PROMPT
Look below and pull out each line with the word "this".

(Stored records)
+ + + + + + +
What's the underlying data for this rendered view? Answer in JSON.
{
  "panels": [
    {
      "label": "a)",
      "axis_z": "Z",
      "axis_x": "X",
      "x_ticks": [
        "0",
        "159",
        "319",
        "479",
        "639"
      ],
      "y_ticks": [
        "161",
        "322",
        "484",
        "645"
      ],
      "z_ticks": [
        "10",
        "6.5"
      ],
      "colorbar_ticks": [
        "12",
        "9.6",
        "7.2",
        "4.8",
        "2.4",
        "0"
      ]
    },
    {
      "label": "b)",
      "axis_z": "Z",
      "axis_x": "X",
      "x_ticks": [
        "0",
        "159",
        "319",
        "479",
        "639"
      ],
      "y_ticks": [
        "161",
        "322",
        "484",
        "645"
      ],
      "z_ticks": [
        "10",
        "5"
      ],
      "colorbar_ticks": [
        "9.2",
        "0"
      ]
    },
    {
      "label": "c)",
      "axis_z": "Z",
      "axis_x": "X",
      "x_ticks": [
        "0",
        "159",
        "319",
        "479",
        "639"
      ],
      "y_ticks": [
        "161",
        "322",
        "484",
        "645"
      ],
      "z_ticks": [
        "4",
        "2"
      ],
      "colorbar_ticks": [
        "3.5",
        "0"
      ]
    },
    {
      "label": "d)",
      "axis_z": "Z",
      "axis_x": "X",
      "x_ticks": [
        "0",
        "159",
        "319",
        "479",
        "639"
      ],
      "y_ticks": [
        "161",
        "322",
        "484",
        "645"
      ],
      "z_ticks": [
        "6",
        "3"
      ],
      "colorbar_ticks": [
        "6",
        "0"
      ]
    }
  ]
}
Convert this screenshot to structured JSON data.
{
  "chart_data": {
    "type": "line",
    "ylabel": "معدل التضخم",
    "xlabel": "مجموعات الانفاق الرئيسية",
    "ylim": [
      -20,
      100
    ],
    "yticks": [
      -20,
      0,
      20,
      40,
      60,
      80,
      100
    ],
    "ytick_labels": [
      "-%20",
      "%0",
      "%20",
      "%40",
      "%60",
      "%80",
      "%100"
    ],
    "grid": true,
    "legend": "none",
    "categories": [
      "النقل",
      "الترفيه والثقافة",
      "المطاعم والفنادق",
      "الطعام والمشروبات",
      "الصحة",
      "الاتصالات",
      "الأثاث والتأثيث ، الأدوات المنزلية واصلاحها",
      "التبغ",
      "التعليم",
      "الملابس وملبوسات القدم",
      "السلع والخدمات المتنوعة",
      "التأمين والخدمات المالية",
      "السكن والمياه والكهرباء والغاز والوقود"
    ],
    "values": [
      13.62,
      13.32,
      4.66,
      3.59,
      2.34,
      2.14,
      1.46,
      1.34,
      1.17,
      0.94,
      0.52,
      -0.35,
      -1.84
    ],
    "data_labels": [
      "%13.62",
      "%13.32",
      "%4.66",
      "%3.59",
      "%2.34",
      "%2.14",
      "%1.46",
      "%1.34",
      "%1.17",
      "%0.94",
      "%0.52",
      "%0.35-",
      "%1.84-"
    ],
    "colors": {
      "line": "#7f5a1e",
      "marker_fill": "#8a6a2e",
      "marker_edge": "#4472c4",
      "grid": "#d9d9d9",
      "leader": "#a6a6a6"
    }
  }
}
+ + + + + + +
RESPONSE
What's the underlying data for this rendered view? Answer in JSON.
Convert this screenshot to structured JSON data.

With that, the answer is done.